Records from a collection of figures
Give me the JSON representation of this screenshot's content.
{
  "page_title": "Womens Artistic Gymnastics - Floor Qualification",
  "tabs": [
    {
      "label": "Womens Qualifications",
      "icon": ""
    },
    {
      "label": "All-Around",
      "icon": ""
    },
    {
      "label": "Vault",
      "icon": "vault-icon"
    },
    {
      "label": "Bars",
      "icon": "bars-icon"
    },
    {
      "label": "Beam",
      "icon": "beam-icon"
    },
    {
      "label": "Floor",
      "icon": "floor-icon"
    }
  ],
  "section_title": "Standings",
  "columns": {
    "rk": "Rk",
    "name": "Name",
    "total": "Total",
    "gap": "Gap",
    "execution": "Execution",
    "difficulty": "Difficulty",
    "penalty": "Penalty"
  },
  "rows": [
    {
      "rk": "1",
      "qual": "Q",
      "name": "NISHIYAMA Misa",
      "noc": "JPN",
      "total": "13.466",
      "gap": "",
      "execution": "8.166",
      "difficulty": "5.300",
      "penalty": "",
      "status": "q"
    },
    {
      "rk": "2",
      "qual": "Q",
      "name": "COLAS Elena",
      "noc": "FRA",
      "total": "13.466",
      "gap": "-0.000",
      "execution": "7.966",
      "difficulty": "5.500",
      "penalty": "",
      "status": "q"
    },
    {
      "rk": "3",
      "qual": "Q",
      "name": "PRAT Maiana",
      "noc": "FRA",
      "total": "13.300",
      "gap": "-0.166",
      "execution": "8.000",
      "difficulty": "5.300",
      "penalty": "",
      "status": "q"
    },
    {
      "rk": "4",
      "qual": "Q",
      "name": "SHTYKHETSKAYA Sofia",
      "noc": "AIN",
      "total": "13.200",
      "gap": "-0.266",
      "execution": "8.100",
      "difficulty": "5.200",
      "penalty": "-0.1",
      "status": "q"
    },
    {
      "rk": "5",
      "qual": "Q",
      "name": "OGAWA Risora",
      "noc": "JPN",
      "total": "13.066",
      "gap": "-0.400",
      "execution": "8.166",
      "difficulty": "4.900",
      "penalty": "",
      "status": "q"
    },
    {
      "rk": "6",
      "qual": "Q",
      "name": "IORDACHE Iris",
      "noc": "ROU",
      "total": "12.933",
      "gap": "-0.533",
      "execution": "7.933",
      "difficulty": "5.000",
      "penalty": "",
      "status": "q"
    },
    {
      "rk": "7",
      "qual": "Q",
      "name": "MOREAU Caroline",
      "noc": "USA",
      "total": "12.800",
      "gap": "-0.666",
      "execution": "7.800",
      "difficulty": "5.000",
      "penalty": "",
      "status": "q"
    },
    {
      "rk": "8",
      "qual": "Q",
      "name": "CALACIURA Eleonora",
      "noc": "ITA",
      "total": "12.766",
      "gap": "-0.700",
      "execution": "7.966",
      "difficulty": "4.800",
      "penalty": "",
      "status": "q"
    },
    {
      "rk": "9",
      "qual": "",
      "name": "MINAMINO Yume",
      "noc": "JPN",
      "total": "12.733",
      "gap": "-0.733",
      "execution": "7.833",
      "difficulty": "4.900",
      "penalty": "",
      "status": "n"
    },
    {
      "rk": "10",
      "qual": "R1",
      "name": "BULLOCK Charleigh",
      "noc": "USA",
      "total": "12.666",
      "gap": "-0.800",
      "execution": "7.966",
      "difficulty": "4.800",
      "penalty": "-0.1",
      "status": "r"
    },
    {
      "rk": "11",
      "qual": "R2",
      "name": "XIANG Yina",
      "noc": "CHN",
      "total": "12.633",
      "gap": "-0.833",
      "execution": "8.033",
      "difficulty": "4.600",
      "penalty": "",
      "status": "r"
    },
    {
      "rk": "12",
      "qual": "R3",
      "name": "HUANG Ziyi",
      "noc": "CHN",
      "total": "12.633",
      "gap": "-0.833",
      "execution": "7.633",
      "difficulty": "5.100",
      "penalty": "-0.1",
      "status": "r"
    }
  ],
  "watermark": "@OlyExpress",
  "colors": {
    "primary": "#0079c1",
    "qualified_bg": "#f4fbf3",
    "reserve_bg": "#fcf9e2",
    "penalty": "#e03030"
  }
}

The request:
Write out every entry exactly as given.

Response:
Give me the JSON representation of this screenshot's content.
{
  "page_title": "Womens Artistic Gymnastics - Floor Qualification",
  "tabs": [
    {
      "label": "Womens Qualifications",
      "icon": ""
    },
    {
      "label": "All-Around",
      "icon": ""
    },
    {
      "label": "Vault",
      "icon": "vault-icon"
    },
    {
      "label": "Bars",
      "icon": "bars-icon"
    },
    {
      "label": "Beam",
      "icon": "beam-icon"
    },
    {
      "label": "Floor",
      "icon": "floor-icon"
    }
  ],
  "section_title": "Standings",
  "columns": {
    "rk": "Rk",
    "name": "Name",
    "total": "Total",
    "gap": "Gap",
    "execution": "Execution",
    "difficulty": "Difficulty",
    "penalty": "Penalty"
  },
  "rows": [
    {
      "rk": "1",
      "qual": "Q",
      "name": "NISHIYAMA Misa",
      "noc": "JPN",
      "total": "13.466",
      "gap": "",
      "execution": "8.166",
      "difficulty": "5.300",
      "penalty": "",
      "status": "q"
    },
    {
      "rk": "2",
      "qual": "Q",
      "name": "COLAS Elena",
      "noc": "FRA",
      "total": "13.466",
      "gap": "-0.000",
      "execution": "7.966",
      "difficulty": "5.500",
      "penalty": "",
      "status": "q"
    },
    {
      "rk": "3",
      "qual": "Q",
      "name": "PRAT Maiana",
      "noc": "FRA",
      "total": "13.300",
      "gap": "-0.166",
      "execution": "8.000",
      "difficulty": "5.300",
      "penalty": "",
      "status": "q"
    },
    {
      "rk": "4",
      "qual": "Q",
      "name": "SHTYKHETSKAYA Sofia",
      "noc": "AIN",
      "total": "13.200",
      "gap": "-0.266",
      "execution": "8.100",
      "difficulty": "5.200",
      "penalty": "-0.1",
      "status": "q"
    },
    {
      "rk": "5",
      "qual": "Q",
      "name": "OGAWA Risora",
      "noc": "JPN",
      "total": "13.066",
      "gap": "-0.400",
      "execution": "8.166",
      "difficulty": "4.900",
      "penalty": "",
      "status": "q"
    },
    {
      "rk": "6",
      "qual": "Q",
      "name": "IORDACHE Iris",
      "noc": "ROU",
      "total": "12.933",
      "gap": "-0.533",
      "execution": "7.933",
      "difficulty": "5.000",
      "penalty": "",
      "status": "q"
    },
    {
      "rk": "7",
      "qual": "Q",
      "name": "MOREAU Caroline",
      "noc": "USA",
      "total": "12.800",
      "gap": "-0.666",
      "execution": "7.800",
      "difficulty": "5.000",
      "penalty": "",
      "status": "q"
    },
    {
      "rk": "8",
      "qual": "Q",
      "name": "CALACIURA Eleonora",
      "noc": "ITA",
      "total": "12.766",
      "gap": "-0.700",
      "execution": "7.966",
      "difficulty": "4.800",
      "penalty": "",
      "status": "q"
    },
    {
      "rk": "9",
      "qual": "",
      "name": "MINAMINO Yume",
      "noc": "JPN",
      "total": "12.733",
      "gap": "-0.733",
      "execution": "7.833",
      "difficulty": "4.900",
      "penalty": "",
      "status": "n"
    },
    {
      "rk": "10",
      "qual": "R1",
      "name": "BULLOCK Charleigh",
      "noc": "USA",
      "total": "12.666",
      "gap": "-0.800",
      "execution": "7.966",
      "difficulty": "4.800",
      "penalty": "-0.1",
      "status": "r"
    },
    {
      "rk": "11",
      "qual": "R2",
      "name": "XIANG Yina",
      "noc": "CHN",
      "total": "12.633",
      "gap": "-0.833",
      "execution": "8.033",
      "difficulty": "4.600",
      "penalty": "",
      "status": "r"
    },
    {
      "rk": "12",
      "qual": "R3",
      "name": "HUANG Ziyi",
      "noc": "CHN",
      "total": "12.633",
      "gap": "-0.833",
      "execution": "7.633",
      "difficulty": "5.100",
      "penalty": "-0.1",
      "status": "r"
    }
  ],
  "watermark": "@OlyExpress",
  "colors": {
    "primary": "#0079c1",
    "qualified_bg": "#f4fbf3",
    "reserve_bg": "#fcf9e2",
    "penalty": "#e03030"
  }
}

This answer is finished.